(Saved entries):

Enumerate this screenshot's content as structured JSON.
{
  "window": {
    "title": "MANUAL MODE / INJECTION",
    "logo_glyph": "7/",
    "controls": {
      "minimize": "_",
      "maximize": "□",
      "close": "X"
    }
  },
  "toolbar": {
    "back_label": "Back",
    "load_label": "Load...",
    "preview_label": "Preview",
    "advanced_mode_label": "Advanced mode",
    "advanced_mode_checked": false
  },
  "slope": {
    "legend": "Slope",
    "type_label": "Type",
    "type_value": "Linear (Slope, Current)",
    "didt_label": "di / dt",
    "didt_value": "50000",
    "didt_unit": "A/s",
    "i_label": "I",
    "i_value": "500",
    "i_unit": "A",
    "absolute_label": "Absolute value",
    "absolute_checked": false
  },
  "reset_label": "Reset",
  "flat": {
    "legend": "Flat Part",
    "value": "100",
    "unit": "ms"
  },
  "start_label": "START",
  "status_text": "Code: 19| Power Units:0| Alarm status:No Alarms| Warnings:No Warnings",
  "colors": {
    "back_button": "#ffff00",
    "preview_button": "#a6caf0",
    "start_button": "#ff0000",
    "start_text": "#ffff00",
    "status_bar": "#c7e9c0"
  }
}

(Description of the task):
Your task is to print all of the records exactly.

(Exercise response):
Enumerate this screenshot's content as structured JSON.
{
  "window": {
    "title": "MANUAL MODE / INJECTION",
    "logo_glyph": "7/",
    "controls": {
      "minimize": "_",
      "maximize": "□",
      "close": "X"
    }
  },
  "toolbar": {
    "back_label": "Back",
    "load_label": "Load...",
    "preview_label": "Preview",
    "advanced_mode_label": "Advanced mode",
    "advanced_mode_checked": false
  },
  "slope": {
    "legend": "Slope",
    "type_label": "Type",
    "type_value": "Linear (Slope, Current)",
    "didt_label": "di / dt",
    "didt_value": "50000",
    "didt_unit": "A/s",
    "i_label": "I",
    "i_value": "500",
    "i_unit": "A",
    "absolute_label": "Absolute value",
    "absolute_checked": false
  },
  "reset_label": "Reset",
  "flat": {
    "legend": "Flat Part",
    "value": "100",
    "unit": "ms"
  },
  "start_label": "START",
  "status_text": "Code: 19| Power Units:0| Alarm status:No Alarms| Warnings:No Warnings",
  "colors": {
    "back_button": "#ffff00",
    "preview_button": "#a6caf0",
    "start_button": "#ff0000",
    "start_text": "#ffff00",
    "status_bar": "#c7e9c0"
  }
}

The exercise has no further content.